## Material for the task

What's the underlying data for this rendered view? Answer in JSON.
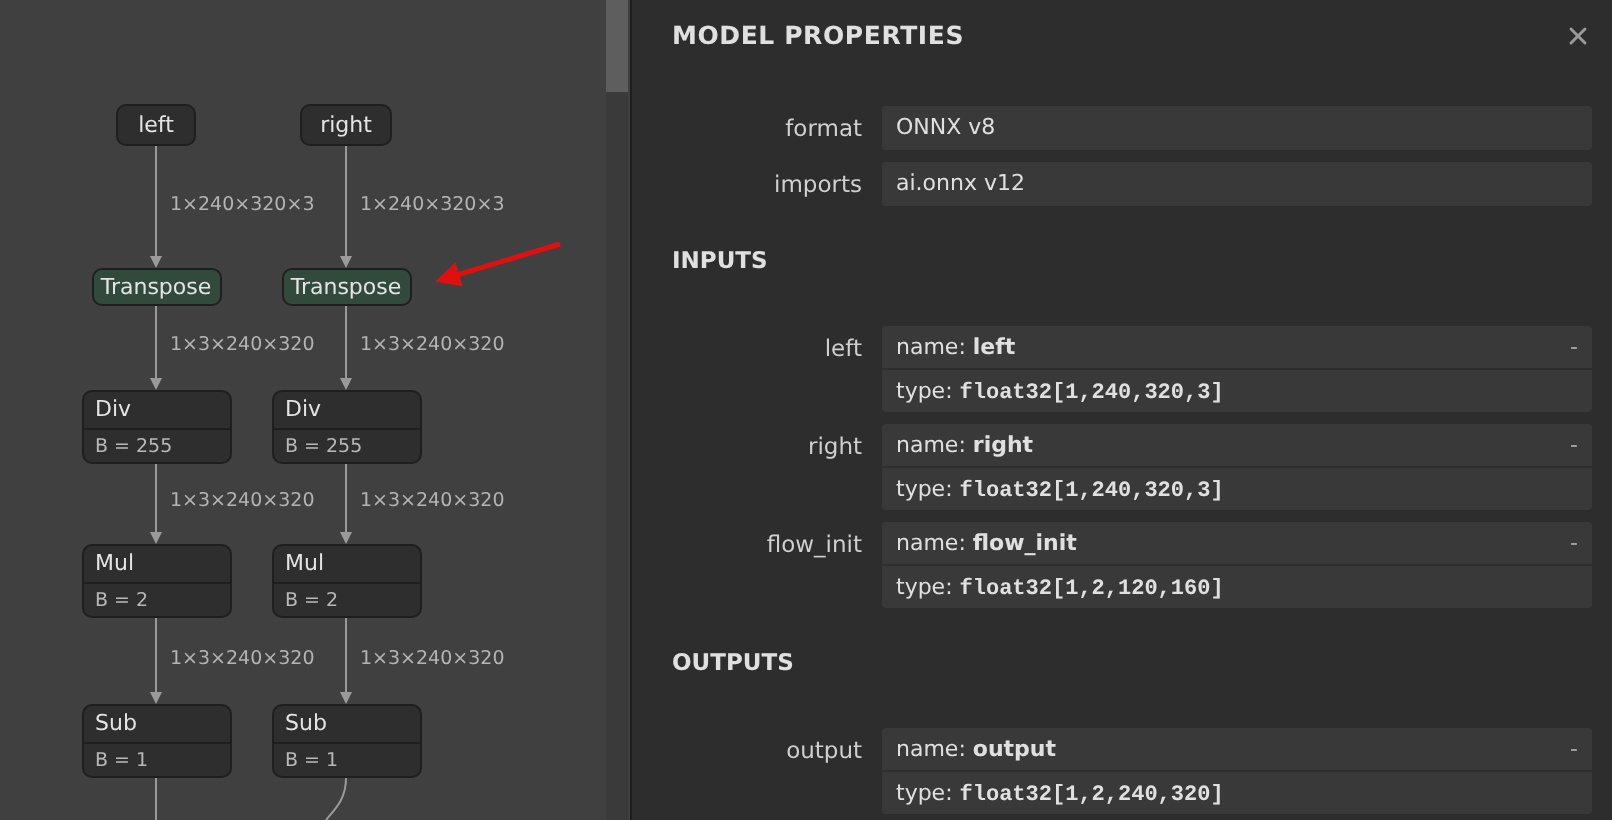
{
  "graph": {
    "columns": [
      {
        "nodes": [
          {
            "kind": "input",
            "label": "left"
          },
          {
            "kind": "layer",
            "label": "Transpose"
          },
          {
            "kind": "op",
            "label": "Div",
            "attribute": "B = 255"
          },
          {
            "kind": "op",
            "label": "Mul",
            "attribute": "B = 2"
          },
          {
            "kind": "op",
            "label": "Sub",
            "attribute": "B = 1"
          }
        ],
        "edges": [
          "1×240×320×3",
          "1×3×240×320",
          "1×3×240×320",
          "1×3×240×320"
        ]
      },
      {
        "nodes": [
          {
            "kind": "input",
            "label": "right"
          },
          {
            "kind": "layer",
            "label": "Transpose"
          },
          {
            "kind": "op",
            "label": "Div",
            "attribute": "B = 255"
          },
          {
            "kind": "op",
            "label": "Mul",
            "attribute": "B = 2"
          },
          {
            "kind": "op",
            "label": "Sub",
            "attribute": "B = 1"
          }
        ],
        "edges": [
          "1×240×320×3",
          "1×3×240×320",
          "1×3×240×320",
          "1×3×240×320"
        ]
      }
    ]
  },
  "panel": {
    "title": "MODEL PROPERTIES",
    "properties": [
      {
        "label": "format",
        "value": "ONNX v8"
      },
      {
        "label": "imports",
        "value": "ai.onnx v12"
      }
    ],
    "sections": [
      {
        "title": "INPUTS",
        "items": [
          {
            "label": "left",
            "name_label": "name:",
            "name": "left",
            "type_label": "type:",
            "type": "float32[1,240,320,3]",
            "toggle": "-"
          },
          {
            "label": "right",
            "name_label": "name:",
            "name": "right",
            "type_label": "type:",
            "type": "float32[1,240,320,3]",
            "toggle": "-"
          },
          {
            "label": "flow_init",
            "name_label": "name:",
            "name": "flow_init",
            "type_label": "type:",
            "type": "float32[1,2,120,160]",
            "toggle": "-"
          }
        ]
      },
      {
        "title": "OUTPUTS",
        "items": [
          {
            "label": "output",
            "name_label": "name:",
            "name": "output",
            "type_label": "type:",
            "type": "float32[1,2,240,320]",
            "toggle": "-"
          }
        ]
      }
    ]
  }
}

## What is expected
Take the listing above and print it exactly, apart from the pictures.

## Solution to this task
What's the underlying data for this rendered view? Answer in JSON.
{
  "graph": {
    "columns": [
      {
        "nodes": [
          {
            "kind": "input",
            "label": "left"
          },
          {
            "kind": "layer",
            "label": "Transpose"
          },
          {
            "kind": "op",
            "label": "Div",
            "attribute": "B = 255"
          },
          {
            "kind": "op",
            "label": "Mul",
            "attribute": "B = 2"
          },
          {
            "kind": "op",
            "label": "Sub",
            "attribute": "B = 1"
          }
        ],
        "edges": [
          "1×240×320×3",
          "1×3×240×320",
          "1×3×240×320",
          "1×3×240×320"
        ]
      },
      {
        "nodes": [
          {
            "kind": "input",
            "label": "right"
          },
          {
            "kind": "layer",
            "label": "Transpose"
          },
          {
            "kind": "op",
            "label": "Div",
            "attribute": "B = 255"
          },
          {
            "kind": "op",
            "label": "Mul",
            "attribute": "B = 2"
          },
          {
            "kind": "op",
            "label": "Sub",
            "attribute": "B = 1"
          }
        ],
        "edges": [
          "1×240×320×3",
          "1×3×240×320",
          "1×3×240×320",
          "1×3×240×320"
        ]
      }
    ]
  },
  "panel": {
    "title": "MODEL PROPERTIES",
    "properties": [
      {
        "label": "format",
        "value": "ONNX v8"
      },
      {
        "label": "imports",
        "value": "ai.onnx v12"
      }
    ],
    "sections": [
      {
        "title": "INPUTS",
        "items": [
          {
            "label": "left",
            "name_label": "name:",
            "name": "left",
            "type_label": "type:",
            "type": "float32[1,240,320,3]",
            "toggle": "-"
          },
          {
            "label": "right",
            "name_label": "name:",
            "name": "right",
            "type_label": "type:",
            "type": "float32[1,240,320,3]",
            "toggle": "-"
          },
          {
            "label": "flow_init",
            "name_label": "name:",
            "name": "flow_init",
            "type_label": "type:",
            "type": "float32[1,2,120,160]",
            "toggle": "-"
          }
        ]
      },
      {
        "title": "OUTPUTS",
        "items": [
          {
            "label": "output",
            "name_label": "name:",
            "name": "output",
            "type_label": "type:",
            "type": "float32[1,2,240,320]",
            "toggle": "-"
          }
        ]
      }
    ]
  }
}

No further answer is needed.